=== Available data ===
'''

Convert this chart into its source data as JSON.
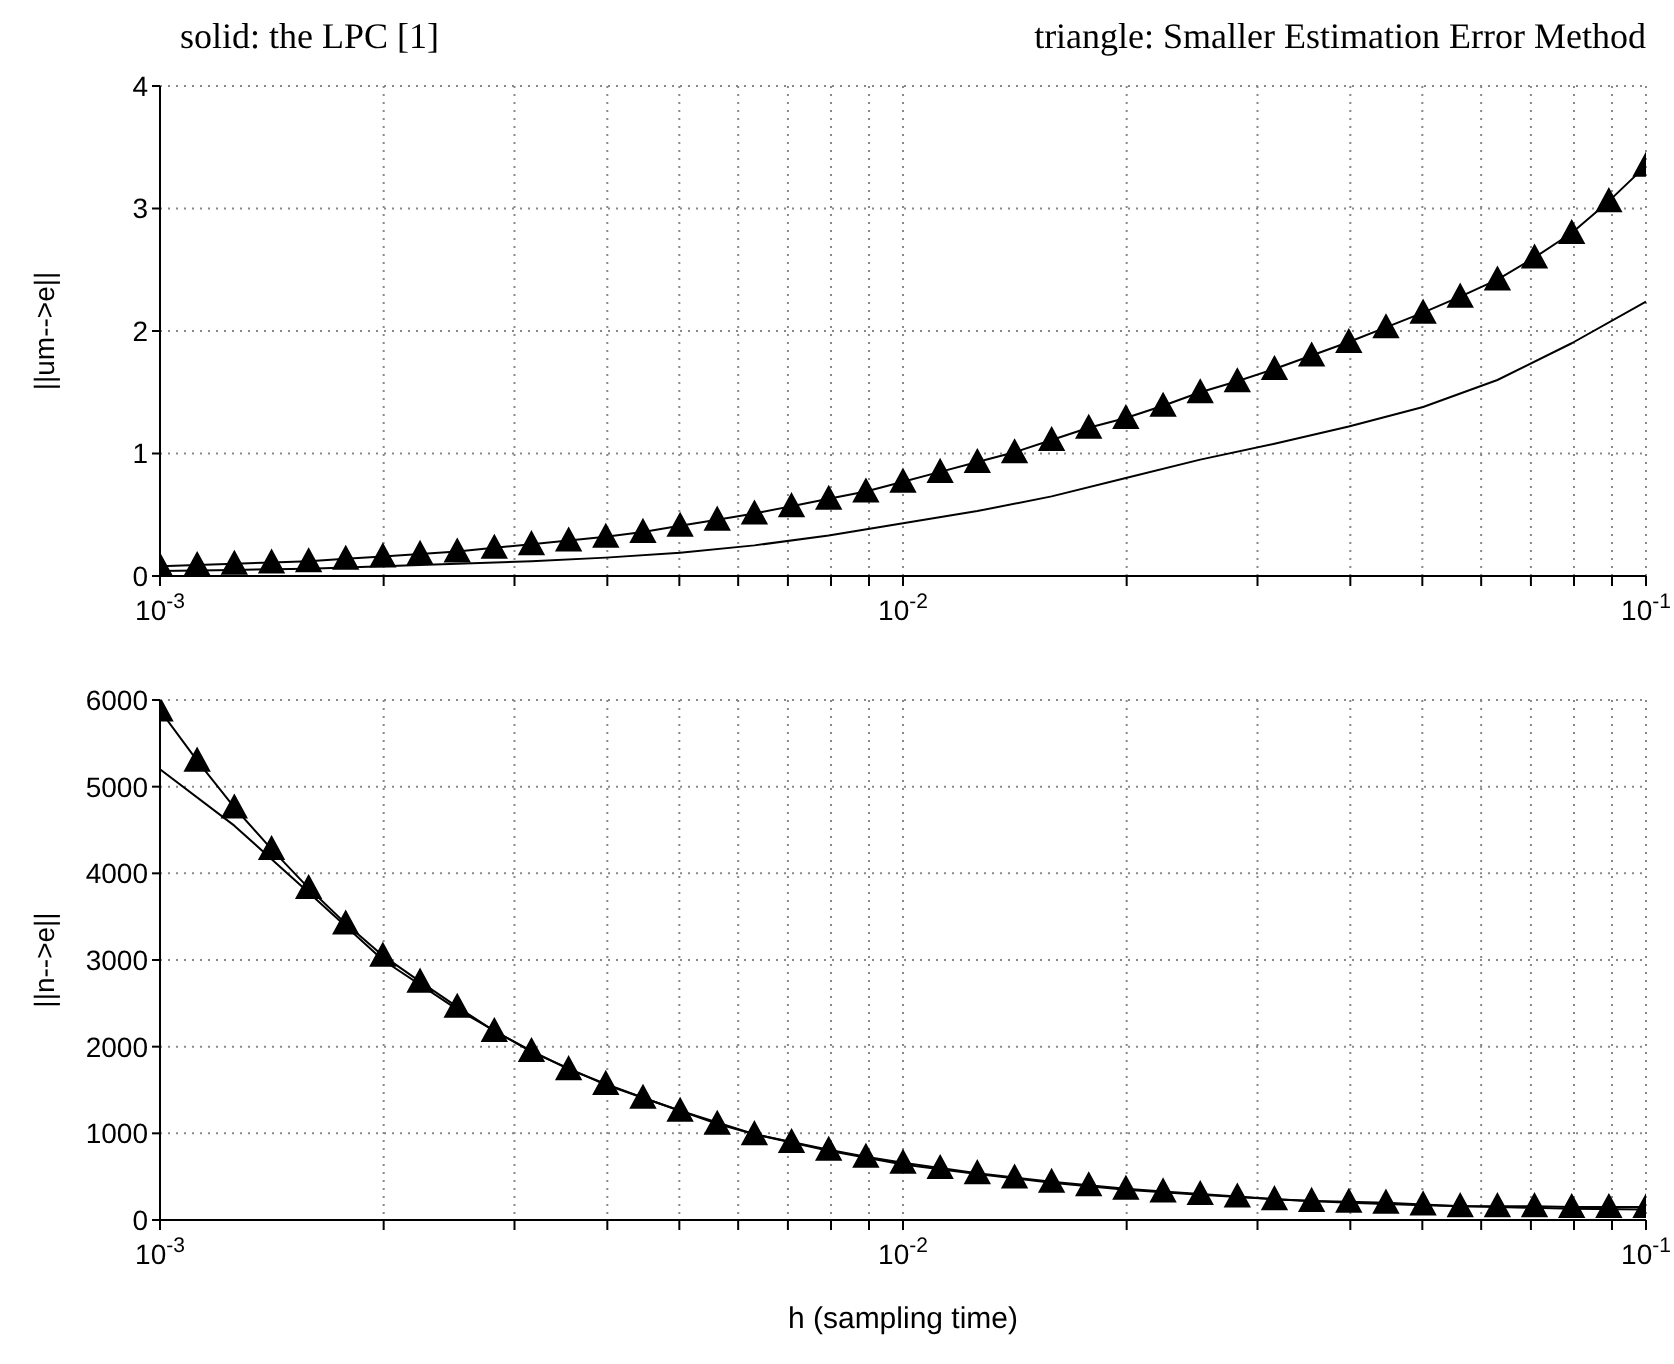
{
  "chart_data": [
    {
      "type": "line",
      "ylabel": "||um-->e||",
      "annotations": [
        "solid: the LPC [1]",
        "triangle: Smaller Estimation Error Method"
      ],
      "log": "x",
      "grid": true,
      "line_style": "solid",
      "xlim": [
        0.001,
        0.1
      ],
      "ylim": [
        0,
        4
      ],
      "yticks": [
        0,
        1,
        2,
        3,
        4
      ],
      "xticks": [
        {
          "value": 0.001,
          "label": "10$^{-3}$"
        },
        {
          "value": 0.002,
          "label": null
        },
        {
          "value": 0.003,
          "label": null
        },
        {
          "value": 0.004,
          "label": null
        },
        {
          "value": 0.005,
          "label": null
        },
        {
          "value": 0.006,
          "label": null
        },
        {
          "value": 0.007,
          "label": null
        },
        {
          "value": 0.008,
          "label": null
        },
        {
          "value": 0.009,
          "label": null
        },
        {
          "value": 0.01,
          "label": "10$^{-2}$"
        },
        {
          "value": 0.02,
          "label": null
        },
        {
          "value": 0.03,
          "label": null
        },
        {
          "value": 0.04,
          "label": null
        },
        {
          "value": 0.05,
          "label": null
        },
        {
          "value": 0.06,
          "label": null
        },
        {
          "value": 0.07,
          "label": null
        },
        {
          "value": 0.08,
          "label": null
        },
        {
          "value": 0.09,
          "label": null
        },
        {
          "value": 0.1,
          "label": "10$^{-1}$"
        }
      ],
      "series": [
        {
          "color": "#000000",
          "marker": "none",
          "x": [
            0.001,
            0.001259,
            0.001585,
            0.001995,
            0.002512,
            0.003162,
            0.003981,
            0.005012,
            0.00631,
            0.007943,
            0.01,
            0.01259,
            0.01585,
            0.01995,
            0.02512,
            0.03162,
            0.03981,
            0.05012,
            0.0631,
            0.07943,
            0.1
          ],
          "values": [
            0.04,
            0.05,
            0.06,
            0.08,
            0.1,
            0.12,
            0.15,
            0.19,
            0.25,
            0.33,
            0.43,
            0.53,
            0.65,
            0.8,
            0.95,
            1.08,
            1.22,
            1.38,
            1.6,
            1.9,
            2.24
          ]
        },
        {
          "color": "#000000",
          "marker": "triangle",
          "x": [
            0.001,
            0.001122,
            0.001259,
            0.001413,
            0.001585,
            0.001778,
            0.001995,
            0.002239,
            0.002512,
            0.002818,
            0.003162,
            0.003548,
            0.003981,
            0.004467,
            0.005012,
            0.005623,
            0.00631,
            0.007079,
            0.007943,
            0.008913,
            0.01,
            0.01122,
            0.01259,
            0.01413,
            0.01585,
            0.01778,
            0.01995,
            0.02239,
            0.02512,
            0.02818,
            0.03162,
            0.03548,
            0.03981,
            0.04467,
            0.05012,
            0.05623,
            0.0631,
            0.07079,
            0.07943,
            0.08913,
            0.1
          ],
          "values": [
            0.08,
            0.09,
            0.1,
            0.11,
            0.12,
            0.14,
            0.16,
            0.18,
            0.2,
            0.23,
            0.26,
            0.29,
            0.32,
            0.36,
            0.41,
            0.46,
            0.51,
            0.57,
            0.63,
            0.69,
            0.77,
            0.85,
            0.93,
            1.01,
            1.11,
            1.21,
            1.29,
            1.39,
            1.5,
            1.59,
            1.69,
            1.8,
            1.91,
            2.03,
            2.15,
            2.28,
            2.42,
            2.6,
            2.8,
            3.06,
            3.35
          ]
        }
      ]
    },
    {
      "type": "line",
      "xlabel": "h (sampling time)",
      "ylabel": "||n-->e||",
      "log": "x",
      "grid": true,
      "line_style": "solid",
      "xlim": [
        0.001,
        0.1
      ],
      "ylim": [
        0,
        6000
      ],
      "yticks": [
        0,
        1000,
        2000,
        3000,
        4000,
        5000,
        6000
      ],
      "xticks": [
        {
          "value": 0.001,
          "label": "10$^{-3}$"
        },
        {
          "value": 0.002,
          "label": null
        },
        {
          "value": 0.003,
          "label": null
        },
        {
          "value": 0.004,
          "label": null
        },
        {
          "value": 0.005,
          "label": null
        },
        {
          "value": 0.006,
          "label": null
        },
        {
          "value": 0.007,
          "label": null
        },
        {
          "value": 0.008,
          "label": null
        },
        {
          "value": 0.009,
          "label": null
        },
        {
          "value": 0.01,
          "label": "10$^{-2}$"
        },
        {
          "value": 0.02,
          "label": null
        },
        {
          "value": 0.03,
          "label": null
        },
        {
          "value": 0.04,
          "label": null
        },
        {
          "value": 0.05,
          "label": null
        },
        {
          "value": 0.06,
          "label": null
        },
        {
          "value": 0.07,
          "label": null
        },
        {
          "value": 0.08,
          "label": null
        },
        {
          "value": 0.09,
          "label": null
        },
        {
          "value": 0.1,
          "label": "10$^{-1}$"
        }
      ],
      "series": [
        {
          "color": "#000000",
          "marker": "none",
          "x": [
            0.001,
            0.001259,
            0.001585,
            0.001995,
            0.002512,
            0.003162,
            0.003981,
            0.005012,
            0.00631,
            0.007943,
            0.01,
            0.01259,
            0.01585,
            0.01995,
            0.02512,
            0.03162,
            0.03981,
            0.05012,
            0.0631,
            0.07943,
            0.1
          ],
          "values": [
            5200,
            4550,
            3780,
            3000,
            2430,
            1940,
            1560,
            1260,
            990,
            800,
            640,
            530,
            430,
            350,
            290,
            240,
            200,
            170,
            150,
            130,
            120
          ]
        },
        {
          "color": "#000000",
          "marker": "triangle",
          "x": [
            0.001,
            0.001122,
            0.001259,
            0.001413,
            0.001585,
            0.001778,
            0.001995,
            0.002239,
            0.002512,
            0.002818,
            0.003162,
            0.003548,
            0.003981,
            0.004467,
            0.005012,
            0.005623,
            0.00631,
            0.007079,
            0.007943,
            0.008913,
            0.01,
            0.01122,
            0.01259,
            0.01413,
            0.01585,
            0.01778,
            0.01995,
            0.02239,
            0.02512,
            0.02818,
            0.03162,
            0.03548,
            0.03981,
            0.04467,
            0.05012,
            0.05623,
            0.0631,
            0.07079,
            0.07943,
            0.08913,
            0.1
          ],
          "values": [
            5880,
            5300,
            4760,
            4280,
            3830,
            3420,
            3050,
            2750,
            2460,
            2180,
            1950,
            1740,
            1570,
            1410,
            1260,
            1110,
            990,
            900,
            810,
            730,
            660,
            600,
            540,
            490,
            440,
            400,
            360,
            330,
            300,
            270,
            240,
            220,
            210,
            200,
            180,
            160,
            160,
            160,
            150,
            150,
            150
          ]
        }
      ]
    }
  ]
}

'''

=== Problem ===
Go through the data above and transcribe it in full, omitting any image.

=== Solution for this task ===
Convert this chart into its source data as JSON.
{
  "chart_data": [
    {
      "type": "line",
      "ylabel": "||um-->e||",
      "annotations": [
        "solid: the LPC [1]",
        "triangle: Smaller Estimation Error Method"
      ],
      "log": "x",
      "grid": true,
      "line_style": "solid",
      "xlim": [
        0.001,
        0.1
      ],
      "ylim": [
        0,
        4
      ],
      "yticks": [
        0,
        1,
        2,
        3,
        4
      ],
      "xticks": [
        {
          "value": 0.001,
          "label": "10$^{-3}$"
        },
        {
          "value": 0.002,
          "label": null
        },
        {
          "value": 0.003,
          "label": null
        },
        {
          "value": 0.004,
          "label": null
        },
        {
          "value": 0.005,
          "label": null
        },
        {
          "value": 0.006,
          "label": null
        },
        {
          "value": 0.007,
          "label": null
        },
        {
          "value": 0.008,
          "label": null
        },
        {
          "value": 0.009,
          "label": null
        },
        {
          "value": 0.01,
          "label": "10$^{-2}$"
        },
        {
          "value": 0.02,
          "label": null
        },
        {
          "value": 0.03,
          "label": null
        },
        {
          "value": 0.04,
          "label": null
        },
        {
          "value": 0.05,
          "label": null
        },
        {
          "value": 0.06,
          "label": null
        },
        {
          "value": 0.07,
          "label": null
        },
        {
          "value": 0.08,
          "label": null
        },
        {
          "value": 0.09,
          "label": null
        },
        {
          "value": 0.1,
          "label": "10$^{-1}$"
        }
      ],
      "series": [
        {
          "color": "#000000",
          "marker": "none",
          "x": [
            0.001,
            0.001259,
            0.001585,
            0.001995,
            0.002512,
            0.003162,
            0.003981,
            0.005012,
            0.00631,
            0.007943,
            0.01,
            0.01259,
            0.01585,
            0.01995,
            0.02512,
            0.03162,
            0.03981,
            0.05012,
            0.0631,
            0.07943,
            0.1
          ],
          "values": [
            0.04,
            0.05,
            0.06,
            0.08,
            0.1,
            0.12,
            0.15,
            0.19,
            0.25,
            0.33,
            0.43,
            0.53,
            0.65,
            0.8,
            0.95,
            1.08,
            1.22,
            1.38,
            1.6,
            1.9,
            2.24
          ]
        },
        {
          "color": "#000000",
          "marker": "triangle",
          "x": [
            0.001,
            0.001122,
            0.001259,
            0.001413,
            0.001585,
            0.001778,
            0.001995,
            0.002239,
            0.002512,
            0.002818,
            0.003162,
            0.003548,
            0.003981,
            0.004467,
            0.005012,
            0.005623,
            0.00631,
            0.007079,
            0.007943,
            0.008913,
            0.01,
            0.01122,
            0.01259,
            0.01413,
            0.01585,
            0.01778,
            0.01995,
            0.02239,
            0.02512,
            0.02818,
            0.03162,
            0.03548,
            0.03981,
            0.04467,
            0.05012,
            0.05623,
            0.0631,
            0.07079,
            0.07943,
            0.08913,
            0.1
          ],
          "values": [
            0.08,
            0.09,
            0.1,
            0.11,
            0.12,
            0.14,
            0.16,
            0.18,
            0.2,
            0.23,
            0.26,
            0.29,
            0.32,
            0.36,
            0.41,
            0.46,
            0.51,
            0.57,
            0.63,
            0.69,
            0.77,
            0.85,
            0.93,
            1.01,
            1.11,
            1.21,
            1.29,
            1.39,
            1.5,
            1.59,
            1.69,
            1.8,
            1.91,
            2.03,
            2.15,
            2.28,
            2.42,
            2.6,
            2.8,
            3.06,
            3.35
          ]
        }
      ]
    },
    {
      "type": "line",
      "xlabel": "h (sampling time)",
      "ylabel": "||n-->e||",
      "log": "x",
      "grid": true,
      "line_style": "solid",
      "xlim": [
        0.001,
        0.1
      ],
      "ylim": [
        0,
        6000
      ],
      "yticks": [
        0,
        1000,
        2000,
        3000,
        4000,
        5000,
        6000
      ],
      "xticks": [
        {
          "value": 0.001,
          "label": "10$^{-3}$"
        },
        {
          "value": 0.002,
          "label": null
        },
        {
          "value": 0.003,
          "label": null
        },
        {
          "value": 0.004,
          "label": null
        },
        {
          "value": 0.005,
          "label": null
        },
        {
          "value": 0.006,
          "label": null
        },
        {
          "value": 0.007,
          "label": null
        },
        {
          "value": 0.008,
          "label": null
        },
        {
          "value": 0.009,
          "label": null
        },
        {
          "value": 0.01,
          "label": "10$^{-2}$"
        },
        {
          "value": 0.02,
          "label": null
        },
        {
          "value": 0.03,
          "label": null
        },
        {
          "value": 0.04,
          "label": null
        },
        {
          "value": 0.05,
          "label": null
        },
        {
          "value": 0.06,
          "label": null
        },
        {
          "value": 0.07,
          "label": null
        },
        {
          "value": 0.08,
          "label": null
        },
        {
          "value": 0.09,
          "label": null
        },
        {
          "value": 0.1,
          "label": "10$^{-1}$"
        }
      ],
      "series": [
        {
          "color": "#000000",
          "marker": "none",
          "x": [
            0.001,
            0.001259,
            0.001585,
            0.001995,
            0.002512,
            0.003162,
            0.003981,
            0.005012,
            0.00631,
            0.007943,
            0.01,
            0.01259,
            0.01585,
            0.01995,
            0.02512,
            0.03162,
            0.03981,
            0.05012,
            0.0631,
            0.07943,
            0.1
          ],
          "values": [
            5200,
            4550,
            3780,
            3000,
            2430,
            1940,
            1560,
            1260,
            990,
            800,
            640,
            530,
            430,
            350,
            290,
            240,
            200,
            170,
            150,
            130,
            120
          ]
        },
        {
          "color": "#000000",
          "marker": "triangle",
          "x": [
            0.001,
            0.001122,
            0.001259,
            0.001413,
            0.001585,
            0.001778,
            0.001995,
            0.002239,
            0.002512,
            0.002818,
            0.003162,
            0.003548,
            0.003981,
            0.004467,
            0.005012,
            0.005623,
            0.00631,
            0.007079,
            0.007943,
            0.008913,
            0.01,
            0.01122,
            0.01259,
            0.01413,
            0.01585,
            0.01778,
            0.01995,
            0.02239,
            0.02512,
            0.02818,
            0.03162,
            0.03548,
            0.03981,
            0.04467,
            0.05012,
            0.05623,
            0.0631,
            0.07079,
            0.07943,
            0.08913,
            0.1
          ],
          "values": [
            5880,
            5300,
            4760,
            4280,
            3830,
            3420,
            3050,
            2750,
            2460,
            2180,
            1950,
            1740,
            1570,
            1410,
            1260,
            1110,
            990,
            900,
            810,
            730,
            660,
            600,
            540,
            490,
            440,
            400,
            360,
            330,
            300,
            270,
            240,
            220,
            210,
            200,
            180,
            160,
            160,
            160,
            150,
            150,
            150
          ]
        }
      ]
    }
  ]
}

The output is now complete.